DATA FOR PROCESSING:

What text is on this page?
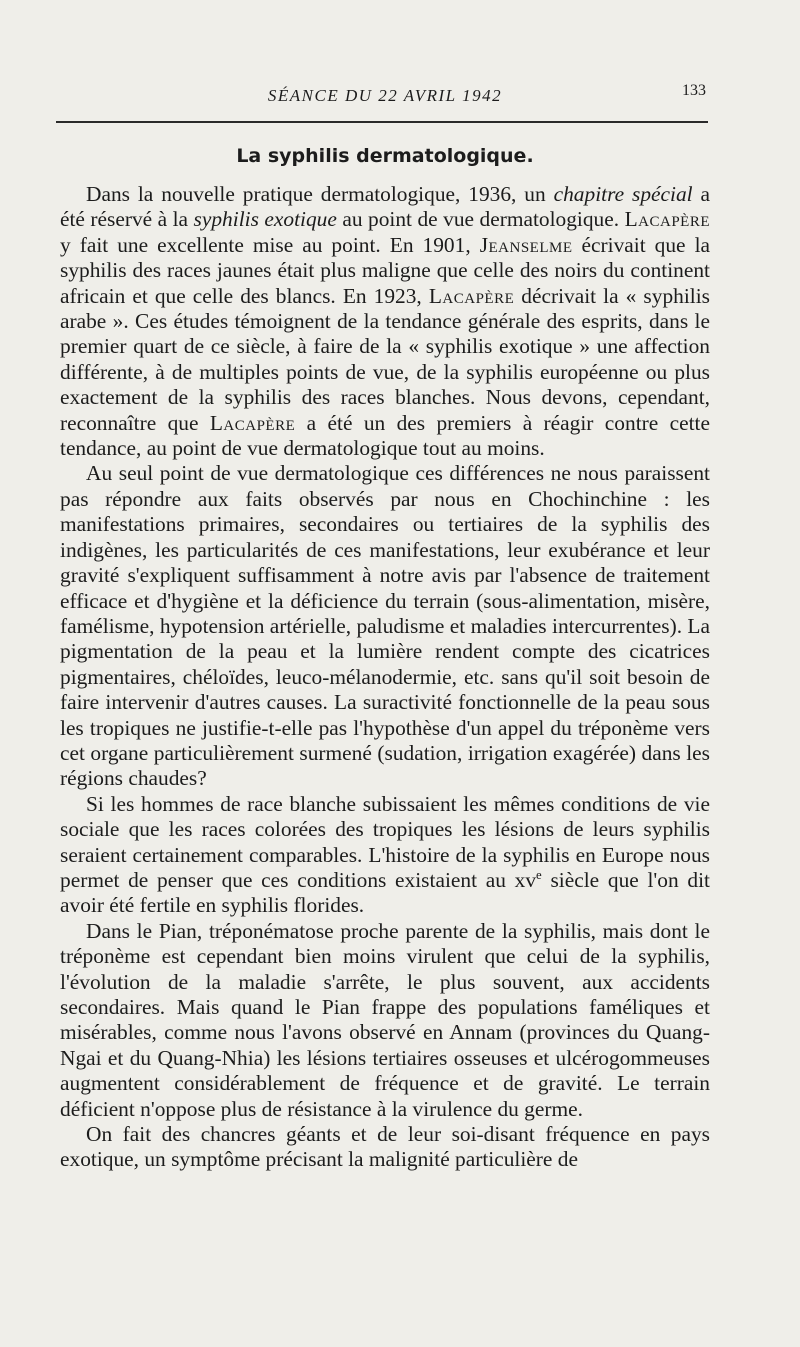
SÉANCE DU 22 AVRIL 1942	133
La syphilis dermatologique.

Dans la nouvelle pratique dermatologique, 1936, un chapitre spécial a été réservé à la syphilis exotique au point de vue dermatologique. Lacapère y fait une excellente mise au point. En 1901, Jeanselme écrivait que la syphilis des races jaunes était plus maligne que celle des noirs du continent africain et que celle des blancs. En 1923, Lacapère décrivait la « syphilis arabe ». Ces études témoignent de la tendance générale des esprits, dans le premier quart de ce siècle, à faire de la « syphilis exotique » une affection différente, à de multiples points de vue, de la syphilis européenne ou plus exactement de la syphilis des races blanches. Nous devons, cependant, reconnaître que Lacapère a été un des premiers à réagir contre cette tendance, au point de vue dermatologique tout au moins.

Au seul point de vue dermatologique ces différences ne nous paraissent pas répondre aux faits observés par nous en Chochinchine : les manifestations primaires, secondaires ou tertiaires de la syphilis des indigènes, les particularités de ces manifestations, leur exubérance et leur gravité s'expliquent suffisamment à notre avis par l'absence de traitement efficace et d'hygiène et la déficience du terrain (sous-alimentation, misère, famélisme, hypotension artérielle, paludisme et maladies intercurrentes). La pigmentation de la peau et la lumière rendent compte des cicatrices pigmentaires, chéloïdes, leuco-mélanodermie, etc. sans qu'il soit besoin de faire intervenir d'autres causes. La suractivité fonctionnelle de la peau sous les tropiques ne justifie-t-elle pas l'hypothèse d'un appel du tréponème vers cet organe particulièrement surmené (sudation, irrigation exagérée) dans les régions chaudes?

Si les hommes de race blanche subissaient les mêmes conditions de vie sociale que les races colorées des tropiques les lésions de leurs syphilis seraient certainement comparables. L'histoire de la syphilis en Europe nous permet de penser que ces conditions existaient au $xv^e$ siècle que l'on dit avoir été fertile en syphilis florides.

Dans le Pian, tréponématose proche parente de la syphilis, mais dont le tréponème est cependant bien moins virulent que celui de la syphilis, l'évolution de la maladie s'arrête, le plus souvent, aux accidents secondaires. Mais quand le Pian frappe des populations faméliques et misérables, comme nous l'avons observé en Annam (provinces du Quang-Ngai et du Quang-Nhia) les lésions tertiaires osseuses et ulcérogommeuses augmentent considérablement de fréquence et de gravité. Le terrain déficient n'oppose plus de résistance à la virulence du germe.

On fait des chancres géants et de leur soi-disant fréquence en pays exotique, un symptôme précisant la malignité particulière de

THE PROBLEM: Where a line of the material above holds the string "fréquence", copy that line.

SOLUTION FOR THIS TASK:
Dans le Pian, tréponématose proche parente de la syphilis, mais dont le tréponème est cependant bien moins virulent que celui de la syphilis, l'évolution de la maladie s'arrête, le plus souvent, aux accidents secondaires. Mais quand le Pian frappe des populations faméliques et misérables, comme nous l'avons observé en Annam (provinces du Quang-Ngai et du Quang-Nhia) les lésions tertiaires osseuses et ulcérogommeuses augmentent considérablement de fréquence et de gravité. Le terrain déficient n'oppose plus de résistance à la virulence du germe.
On fait des chancres géants et de leur soi-disant fréquence en pays exotique, un symptôme précisant la malignité particulière de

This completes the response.